Copy out the rows word for word, starting at the very first line of the rows and stopping after the line that contains "test-row: E2E Tests".

___ Record set

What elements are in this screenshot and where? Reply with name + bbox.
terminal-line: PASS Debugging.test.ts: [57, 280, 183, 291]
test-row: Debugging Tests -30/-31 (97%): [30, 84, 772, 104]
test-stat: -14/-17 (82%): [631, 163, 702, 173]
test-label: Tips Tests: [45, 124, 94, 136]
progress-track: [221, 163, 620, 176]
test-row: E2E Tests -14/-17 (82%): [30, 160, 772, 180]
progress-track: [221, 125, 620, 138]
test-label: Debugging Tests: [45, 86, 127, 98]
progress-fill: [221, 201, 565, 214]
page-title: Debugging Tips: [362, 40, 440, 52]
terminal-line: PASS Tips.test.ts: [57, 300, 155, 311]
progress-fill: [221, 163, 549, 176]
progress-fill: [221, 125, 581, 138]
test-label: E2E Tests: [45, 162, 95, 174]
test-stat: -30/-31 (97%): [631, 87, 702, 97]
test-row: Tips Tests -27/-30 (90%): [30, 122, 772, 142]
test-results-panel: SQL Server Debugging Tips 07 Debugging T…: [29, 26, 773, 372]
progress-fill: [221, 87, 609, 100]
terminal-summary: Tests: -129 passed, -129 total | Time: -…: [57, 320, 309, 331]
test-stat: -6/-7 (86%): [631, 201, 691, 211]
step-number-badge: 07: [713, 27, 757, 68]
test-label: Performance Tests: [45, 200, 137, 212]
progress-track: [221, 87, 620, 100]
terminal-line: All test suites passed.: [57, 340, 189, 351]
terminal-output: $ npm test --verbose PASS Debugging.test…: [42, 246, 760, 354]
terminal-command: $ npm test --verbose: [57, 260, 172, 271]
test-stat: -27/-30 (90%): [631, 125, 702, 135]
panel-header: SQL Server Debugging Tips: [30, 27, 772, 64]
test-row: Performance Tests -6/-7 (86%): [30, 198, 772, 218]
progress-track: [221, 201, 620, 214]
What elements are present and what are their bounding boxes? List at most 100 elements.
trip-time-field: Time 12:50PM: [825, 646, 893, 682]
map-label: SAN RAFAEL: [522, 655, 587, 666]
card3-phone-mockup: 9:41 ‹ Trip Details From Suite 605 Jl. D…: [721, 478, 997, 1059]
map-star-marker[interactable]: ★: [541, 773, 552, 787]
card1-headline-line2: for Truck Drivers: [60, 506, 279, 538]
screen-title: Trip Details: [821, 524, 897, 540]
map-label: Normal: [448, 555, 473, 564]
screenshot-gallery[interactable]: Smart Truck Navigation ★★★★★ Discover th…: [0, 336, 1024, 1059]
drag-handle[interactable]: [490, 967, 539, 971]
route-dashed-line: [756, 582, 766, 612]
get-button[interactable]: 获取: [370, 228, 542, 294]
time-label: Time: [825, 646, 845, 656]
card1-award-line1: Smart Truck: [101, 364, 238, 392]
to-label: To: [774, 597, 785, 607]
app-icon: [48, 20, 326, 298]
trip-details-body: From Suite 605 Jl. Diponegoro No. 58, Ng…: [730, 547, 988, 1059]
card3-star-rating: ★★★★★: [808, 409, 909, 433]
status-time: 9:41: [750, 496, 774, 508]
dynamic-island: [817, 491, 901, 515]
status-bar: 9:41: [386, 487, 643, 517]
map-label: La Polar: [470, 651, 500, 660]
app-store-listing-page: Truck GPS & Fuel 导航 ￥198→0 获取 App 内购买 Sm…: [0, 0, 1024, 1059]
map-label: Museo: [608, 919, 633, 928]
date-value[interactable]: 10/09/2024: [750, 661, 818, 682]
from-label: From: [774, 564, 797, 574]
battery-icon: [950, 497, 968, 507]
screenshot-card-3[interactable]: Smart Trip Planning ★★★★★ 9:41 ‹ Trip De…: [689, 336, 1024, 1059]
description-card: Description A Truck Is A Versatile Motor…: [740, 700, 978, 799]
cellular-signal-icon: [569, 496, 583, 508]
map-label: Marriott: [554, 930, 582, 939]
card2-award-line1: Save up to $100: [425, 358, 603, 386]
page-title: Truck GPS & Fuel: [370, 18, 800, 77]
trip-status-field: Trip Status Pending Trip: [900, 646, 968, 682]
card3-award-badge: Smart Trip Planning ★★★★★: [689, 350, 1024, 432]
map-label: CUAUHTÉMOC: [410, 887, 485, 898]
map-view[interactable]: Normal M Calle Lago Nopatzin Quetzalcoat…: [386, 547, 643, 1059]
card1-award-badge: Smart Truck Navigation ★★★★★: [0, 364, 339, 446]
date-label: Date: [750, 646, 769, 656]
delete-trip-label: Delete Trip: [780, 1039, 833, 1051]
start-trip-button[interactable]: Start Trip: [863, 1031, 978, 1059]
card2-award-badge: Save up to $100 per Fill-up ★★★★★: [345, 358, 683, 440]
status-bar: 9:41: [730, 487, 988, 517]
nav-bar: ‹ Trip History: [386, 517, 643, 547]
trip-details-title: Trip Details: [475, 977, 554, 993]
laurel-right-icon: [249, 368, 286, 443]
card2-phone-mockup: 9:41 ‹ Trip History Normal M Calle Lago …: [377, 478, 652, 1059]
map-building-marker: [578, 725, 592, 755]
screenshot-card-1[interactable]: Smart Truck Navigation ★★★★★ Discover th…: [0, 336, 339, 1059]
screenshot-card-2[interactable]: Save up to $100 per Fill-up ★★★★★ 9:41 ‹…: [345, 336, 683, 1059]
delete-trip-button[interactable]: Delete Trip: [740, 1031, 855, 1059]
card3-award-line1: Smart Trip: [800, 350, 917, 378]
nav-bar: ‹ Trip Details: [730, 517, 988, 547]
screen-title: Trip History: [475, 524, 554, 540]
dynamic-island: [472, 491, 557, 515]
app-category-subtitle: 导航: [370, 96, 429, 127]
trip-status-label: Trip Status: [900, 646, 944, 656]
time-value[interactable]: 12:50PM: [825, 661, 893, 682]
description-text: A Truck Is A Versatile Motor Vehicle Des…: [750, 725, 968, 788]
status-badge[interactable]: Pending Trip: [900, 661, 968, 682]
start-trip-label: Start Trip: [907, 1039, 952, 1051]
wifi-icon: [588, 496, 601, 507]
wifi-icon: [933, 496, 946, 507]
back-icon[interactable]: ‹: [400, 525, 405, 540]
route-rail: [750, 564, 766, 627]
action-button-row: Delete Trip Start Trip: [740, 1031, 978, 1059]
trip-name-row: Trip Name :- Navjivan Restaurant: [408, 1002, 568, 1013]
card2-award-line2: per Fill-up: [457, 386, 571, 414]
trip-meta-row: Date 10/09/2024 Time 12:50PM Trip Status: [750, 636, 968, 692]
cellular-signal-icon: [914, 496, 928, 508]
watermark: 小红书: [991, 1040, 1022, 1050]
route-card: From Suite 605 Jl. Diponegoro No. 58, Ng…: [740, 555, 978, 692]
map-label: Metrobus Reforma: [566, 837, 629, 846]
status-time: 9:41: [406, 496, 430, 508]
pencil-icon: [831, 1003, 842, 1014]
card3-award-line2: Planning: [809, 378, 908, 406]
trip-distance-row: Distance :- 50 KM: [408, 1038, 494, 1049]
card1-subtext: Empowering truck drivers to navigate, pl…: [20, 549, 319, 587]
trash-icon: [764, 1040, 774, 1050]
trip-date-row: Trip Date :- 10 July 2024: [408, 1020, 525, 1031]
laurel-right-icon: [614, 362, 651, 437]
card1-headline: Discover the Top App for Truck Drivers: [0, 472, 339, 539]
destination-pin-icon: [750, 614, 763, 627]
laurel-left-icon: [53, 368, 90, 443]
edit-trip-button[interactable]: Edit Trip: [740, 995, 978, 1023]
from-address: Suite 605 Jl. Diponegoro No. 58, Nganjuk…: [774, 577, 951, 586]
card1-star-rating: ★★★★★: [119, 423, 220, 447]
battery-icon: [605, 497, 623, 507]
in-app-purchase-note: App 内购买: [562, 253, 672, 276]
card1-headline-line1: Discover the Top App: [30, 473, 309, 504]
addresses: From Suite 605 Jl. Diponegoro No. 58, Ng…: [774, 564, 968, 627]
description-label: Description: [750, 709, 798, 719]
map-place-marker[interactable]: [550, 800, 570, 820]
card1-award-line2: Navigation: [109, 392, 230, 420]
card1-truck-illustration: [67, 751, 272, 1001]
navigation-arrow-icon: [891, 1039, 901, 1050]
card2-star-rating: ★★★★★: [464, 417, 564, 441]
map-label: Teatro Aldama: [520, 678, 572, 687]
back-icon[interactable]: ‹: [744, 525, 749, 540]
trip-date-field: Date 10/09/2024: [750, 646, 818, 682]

______

The completed task:
What elements are in this screenshot and where? Reply with name + bbox.
terminal-line: PASS Debugging.test.ts: [57, 280, 183, 291]
test-row: Debugging Tests -30/-31 (97%): [30, 84, 772, 104]
test-stat: -14/-17 (82%): [631, 163, 702, 173]
test-label: Tips Tests: [45, 124, 94, 136]
progress-track: [221, 163, 620, 176]
test-row: E2E Tests -14/-17 (82%): [30, 160, 772, 180]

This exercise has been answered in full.